--- Problem details ---
Copy the material from the line with "y1]. List at most 100 elements." up to and including the line with "3 Bedrooms [332, 328, 340, 334]", swapping every "2 Bedrooms" for "Two Bedrooms" and leaving all else as it is.

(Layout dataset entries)

"""

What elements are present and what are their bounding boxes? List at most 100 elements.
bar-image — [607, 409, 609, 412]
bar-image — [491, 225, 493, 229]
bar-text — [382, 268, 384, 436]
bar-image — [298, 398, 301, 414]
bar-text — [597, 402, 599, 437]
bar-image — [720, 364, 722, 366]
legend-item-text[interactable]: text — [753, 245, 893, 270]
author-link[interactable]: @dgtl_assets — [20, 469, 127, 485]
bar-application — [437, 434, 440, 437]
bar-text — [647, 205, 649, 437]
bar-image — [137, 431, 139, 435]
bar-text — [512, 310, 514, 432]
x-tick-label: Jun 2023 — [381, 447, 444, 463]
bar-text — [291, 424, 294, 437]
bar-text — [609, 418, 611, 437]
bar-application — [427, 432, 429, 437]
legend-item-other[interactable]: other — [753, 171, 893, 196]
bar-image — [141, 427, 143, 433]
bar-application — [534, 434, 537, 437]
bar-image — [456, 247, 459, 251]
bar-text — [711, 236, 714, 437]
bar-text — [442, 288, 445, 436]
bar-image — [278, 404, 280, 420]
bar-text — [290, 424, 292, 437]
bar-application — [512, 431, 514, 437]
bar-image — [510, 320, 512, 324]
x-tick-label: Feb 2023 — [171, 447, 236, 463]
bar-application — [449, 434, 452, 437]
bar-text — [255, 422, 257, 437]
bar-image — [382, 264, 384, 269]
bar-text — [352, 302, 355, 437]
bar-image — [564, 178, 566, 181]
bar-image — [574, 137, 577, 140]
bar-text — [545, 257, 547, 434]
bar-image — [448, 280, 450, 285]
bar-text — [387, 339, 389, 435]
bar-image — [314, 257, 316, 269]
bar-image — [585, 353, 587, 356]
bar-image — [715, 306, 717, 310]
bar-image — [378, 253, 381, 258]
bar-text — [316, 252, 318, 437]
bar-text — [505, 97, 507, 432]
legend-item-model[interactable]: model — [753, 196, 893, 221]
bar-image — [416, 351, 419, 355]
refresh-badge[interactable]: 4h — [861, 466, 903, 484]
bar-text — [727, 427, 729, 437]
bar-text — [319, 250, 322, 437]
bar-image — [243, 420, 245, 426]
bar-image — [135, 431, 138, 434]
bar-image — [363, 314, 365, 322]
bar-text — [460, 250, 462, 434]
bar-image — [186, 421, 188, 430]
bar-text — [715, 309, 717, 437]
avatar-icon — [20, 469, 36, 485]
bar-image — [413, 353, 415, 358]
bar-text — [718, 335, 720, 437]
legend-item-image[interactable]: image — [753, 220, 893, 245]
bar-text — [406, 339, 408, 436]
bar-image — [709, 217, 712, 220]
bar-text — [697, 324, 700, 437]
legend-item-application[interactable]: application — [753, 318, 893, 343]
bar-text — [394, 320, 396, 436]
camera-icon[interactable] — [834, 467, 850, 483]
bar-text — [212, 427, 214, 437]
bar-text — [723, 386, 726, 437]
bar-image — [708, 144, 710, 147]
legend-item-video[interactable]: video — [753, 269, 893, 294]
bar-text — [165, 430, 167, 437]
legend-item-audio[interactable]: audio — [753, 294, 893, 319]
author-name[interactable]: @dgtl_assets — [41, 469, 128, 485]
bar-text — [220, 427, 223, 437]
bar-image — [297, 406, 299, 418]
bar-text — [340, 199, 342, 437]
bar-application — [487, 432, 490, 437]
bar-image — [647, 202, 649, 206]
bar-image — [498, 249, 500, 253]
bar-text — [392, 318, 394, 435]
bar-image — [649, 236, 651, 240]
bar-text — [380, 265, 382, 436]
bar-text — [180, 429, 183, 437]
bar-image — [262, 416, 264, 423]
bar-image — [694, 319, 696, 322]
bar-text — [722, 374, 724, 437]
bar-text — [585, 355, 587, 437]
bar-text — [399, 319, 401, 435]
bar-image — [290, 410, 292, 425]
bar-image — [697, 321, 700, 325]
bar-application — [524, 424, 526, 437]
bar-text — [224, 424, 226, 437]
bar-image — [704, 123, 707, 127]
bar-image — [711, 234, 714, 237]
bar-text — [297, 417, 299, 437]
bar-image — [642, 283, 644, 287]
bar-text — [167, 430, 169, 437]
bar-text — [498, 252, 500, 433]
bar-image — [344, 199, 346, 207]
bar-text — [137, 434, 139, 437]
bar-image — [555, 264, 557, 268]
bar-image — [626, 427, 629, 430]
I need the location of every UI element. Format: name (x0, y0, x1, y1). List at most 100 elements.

"""
"""

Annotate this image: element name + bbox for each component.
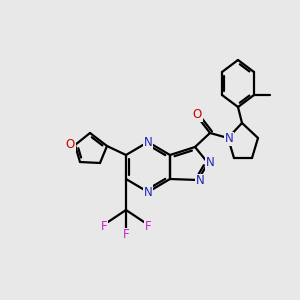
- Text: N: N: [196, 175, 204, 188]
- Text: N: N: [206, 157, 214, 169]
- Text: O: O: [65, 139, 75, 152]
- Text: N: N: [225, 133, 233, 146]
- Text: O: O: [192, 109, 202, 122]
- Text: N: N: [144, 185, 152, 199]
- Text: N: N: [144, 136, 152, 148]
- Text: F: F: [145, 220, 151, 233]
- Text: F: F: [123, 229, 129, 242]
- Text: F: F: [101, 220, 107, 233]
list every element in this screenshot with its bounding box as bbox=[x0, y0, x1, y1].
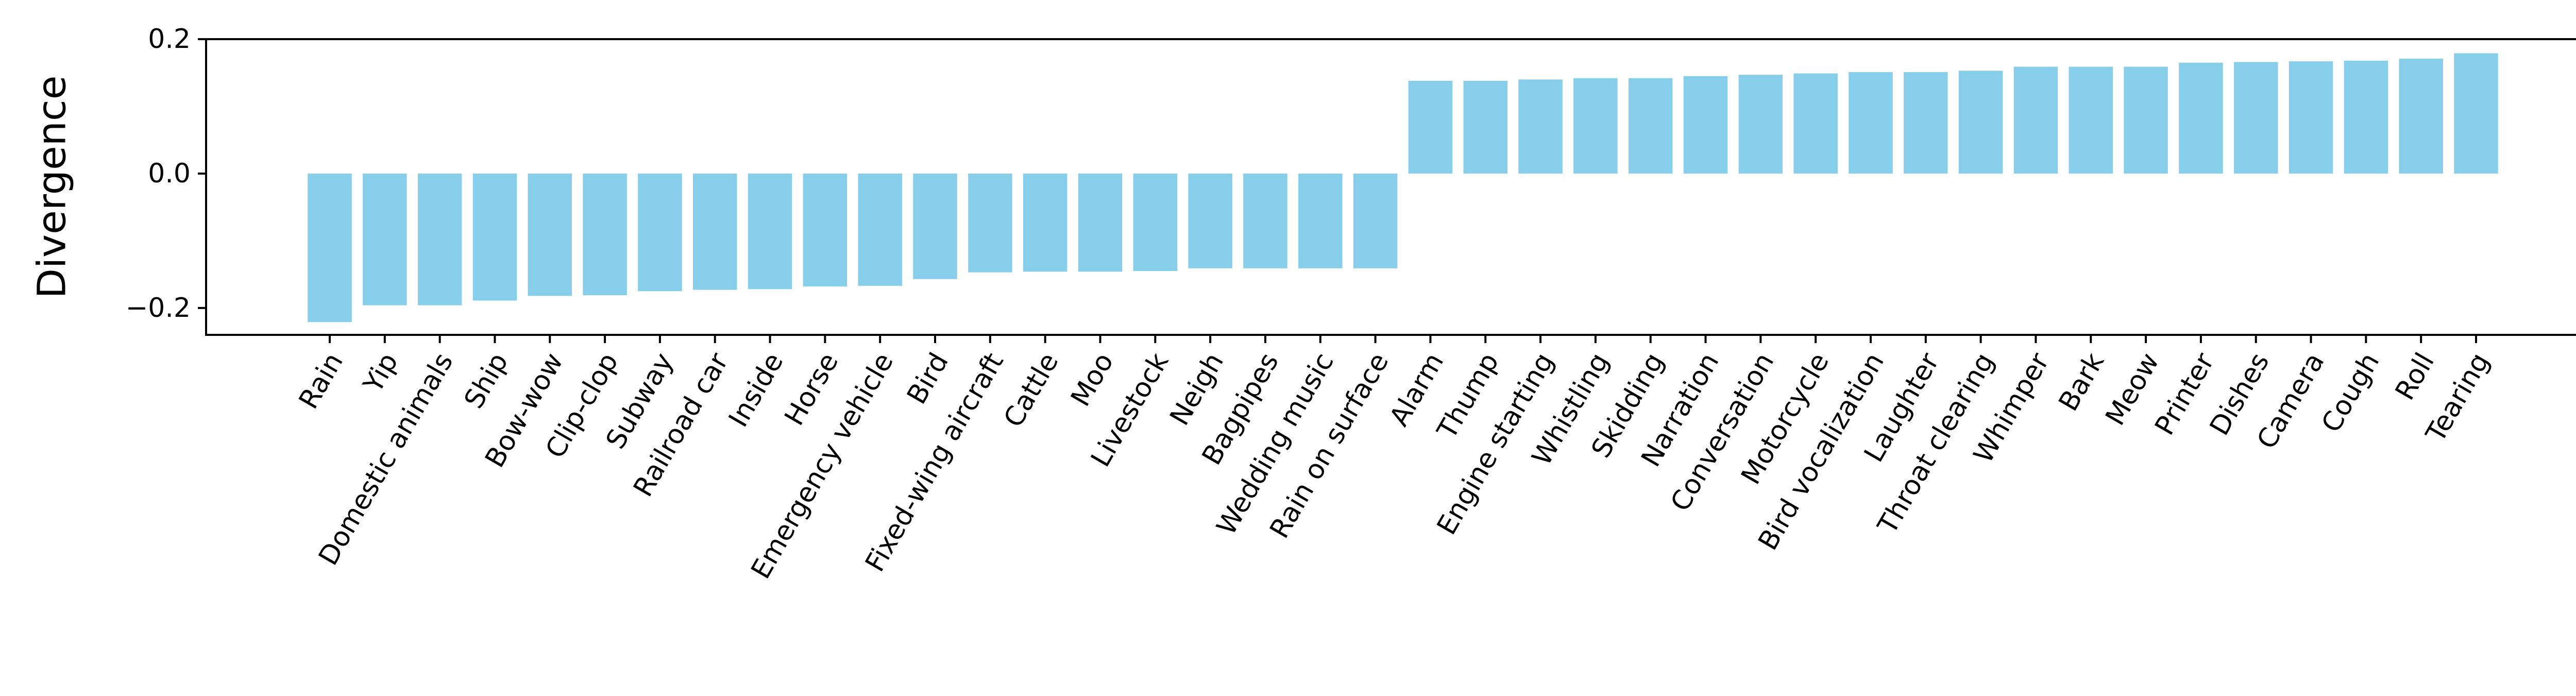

"""
"""

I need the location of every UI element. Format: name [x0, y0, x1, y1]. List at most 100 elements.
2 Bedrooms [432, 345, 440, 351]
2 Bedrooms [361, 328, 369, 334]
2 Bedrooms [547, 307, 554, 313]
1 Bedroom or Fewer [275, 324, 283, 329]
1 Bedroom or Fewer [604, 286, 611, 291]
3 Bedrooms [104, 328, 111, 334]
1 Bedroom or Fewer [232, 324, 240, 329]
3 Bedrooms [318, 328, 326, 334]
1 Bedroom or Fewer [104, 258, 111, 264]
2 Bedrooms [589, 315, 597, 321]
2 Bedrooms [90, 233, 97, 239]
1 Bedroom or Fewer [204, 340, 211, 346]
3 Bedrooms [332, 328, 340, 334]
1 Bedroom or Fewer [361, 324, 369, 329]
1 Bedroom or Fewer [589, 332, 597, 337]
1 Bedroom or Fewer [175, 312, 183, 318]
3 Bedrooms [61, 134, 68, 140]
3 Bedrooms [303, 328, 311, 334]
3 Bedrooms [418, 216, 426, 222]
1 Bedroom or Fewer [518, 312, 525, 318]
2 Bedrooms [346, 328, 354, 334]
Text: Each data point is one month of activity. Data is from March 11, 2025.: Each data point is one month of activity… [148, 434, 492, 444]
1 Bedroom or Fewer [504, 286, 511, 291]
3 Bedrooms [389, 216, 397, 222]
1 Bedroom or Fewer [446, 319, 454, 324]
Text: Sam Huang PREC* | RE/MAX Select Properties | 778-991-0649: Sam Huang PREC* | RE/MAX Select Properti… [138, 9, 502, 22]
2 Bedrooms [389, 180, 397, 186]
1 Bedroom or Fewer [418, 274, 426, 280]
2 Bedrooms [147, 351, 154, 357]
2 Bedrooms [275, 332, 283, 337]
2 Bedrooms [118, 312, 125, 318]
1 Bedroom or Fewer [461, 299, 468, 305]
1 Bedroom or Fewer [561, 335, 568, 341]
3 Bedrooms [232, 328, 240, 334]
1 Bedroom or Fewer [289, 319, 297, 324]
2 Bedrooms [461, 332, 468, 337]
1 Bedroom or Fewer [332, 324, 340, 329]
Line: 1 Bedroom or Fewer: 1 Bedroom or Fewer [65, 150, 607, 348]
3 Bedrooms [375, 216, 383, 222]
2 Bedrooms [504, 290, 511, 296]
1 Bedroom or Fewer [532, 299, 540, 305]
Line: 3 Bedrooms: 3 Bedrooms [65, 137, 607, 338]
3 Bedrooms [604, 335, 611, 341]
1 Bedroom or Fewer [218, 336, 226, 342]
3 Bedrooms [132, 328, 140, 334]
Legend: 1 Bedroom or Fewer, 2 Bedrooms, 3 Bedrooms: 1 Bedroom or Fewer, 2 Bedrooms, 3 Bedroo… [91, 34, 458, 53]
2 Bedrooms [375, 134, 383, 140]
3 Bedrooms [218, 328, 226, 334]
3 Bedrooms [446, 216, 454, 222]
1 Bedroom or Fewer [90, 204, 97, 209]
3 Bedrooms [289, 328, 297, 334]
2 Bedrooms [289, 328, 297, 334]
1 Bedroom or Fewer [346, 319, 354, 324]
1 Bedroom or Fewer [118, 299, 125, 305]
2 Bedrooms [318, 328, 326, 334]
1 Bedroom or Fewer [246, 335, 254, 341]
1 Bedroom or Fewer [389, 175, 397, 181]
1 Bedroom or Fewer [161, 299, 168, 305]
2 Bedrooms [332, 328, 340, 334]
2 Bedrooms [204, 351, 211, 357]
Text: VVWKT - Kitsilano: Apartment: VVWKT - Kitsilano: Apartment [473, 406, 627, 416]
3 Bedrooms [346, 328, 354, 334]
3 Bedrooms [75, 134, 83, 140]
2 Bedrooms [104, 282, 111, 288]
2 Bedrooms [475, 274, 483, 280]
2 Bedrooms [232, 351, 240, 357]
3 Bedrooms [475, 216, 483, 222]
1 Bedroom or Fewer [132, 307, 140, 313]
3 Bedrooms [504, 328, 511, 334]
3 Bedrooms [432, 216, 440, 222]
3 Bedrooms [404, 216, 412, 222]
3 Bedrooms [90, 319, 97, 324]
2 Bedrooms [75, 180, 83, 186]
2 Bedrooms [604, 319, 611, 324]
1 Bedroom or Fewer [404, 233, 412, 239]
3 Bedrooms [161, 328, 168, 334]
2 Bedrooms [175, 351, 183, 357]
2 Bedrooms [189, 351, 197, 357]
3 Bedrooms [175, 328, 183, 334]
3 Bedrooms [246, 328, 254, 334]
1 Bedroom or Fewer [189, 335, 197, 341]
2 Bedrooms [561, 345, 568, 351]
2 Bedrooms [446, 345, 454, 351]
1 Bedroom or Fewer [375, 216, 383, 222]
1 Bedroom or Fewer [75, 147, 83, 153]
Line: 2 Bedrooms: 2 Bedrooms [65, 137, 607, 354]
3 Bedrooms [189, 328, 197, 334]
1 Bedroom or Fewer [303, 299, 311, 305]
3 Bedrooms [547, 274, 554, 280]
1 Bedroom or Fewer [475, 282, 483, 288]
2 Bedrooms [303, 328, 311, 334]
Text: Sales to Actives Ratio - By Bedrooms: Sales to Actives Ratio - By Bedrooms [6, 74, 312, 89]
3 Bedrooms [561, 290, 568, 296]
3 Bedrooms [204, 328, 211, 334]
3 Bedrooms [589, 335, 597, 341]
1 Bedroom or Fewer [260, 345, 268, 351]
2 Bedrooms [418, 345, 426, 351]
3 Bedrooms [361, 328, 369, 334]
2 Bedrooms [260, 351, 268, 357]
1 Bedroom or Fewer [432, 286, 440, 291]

"""

--- In response ---
I need the location of every UI element. Format: name [x0, y0, x1, y1]. List at most 100 elements.
Two Bedrooms [432, 345, 440, 351]
Two Bedrooms [361, 328, 369, 334]
Two Bedrooms [547, 307, 554, 313]
1 Bedroom or Fewer [275, 324, 283, 329]
1 Bedroom or Fewer [604, 286, 611, 291]
3 Bedrooms [104, 328, 111, 334]
1 Bedroom or Fewer [232, 324, 240, 329]
3 Bedrooms [318, 328, 326, 334]
1 Bedroom or Fewer [104, 258, 111, 264]
Two Bedrooms [589, 315, 597, 321]
Two Bedrooms [90, 233, 97, 239]
1 Bedroom or Fewer [204, 340, 211, 346]
3 Bedrooms [332, 328, 340, 334]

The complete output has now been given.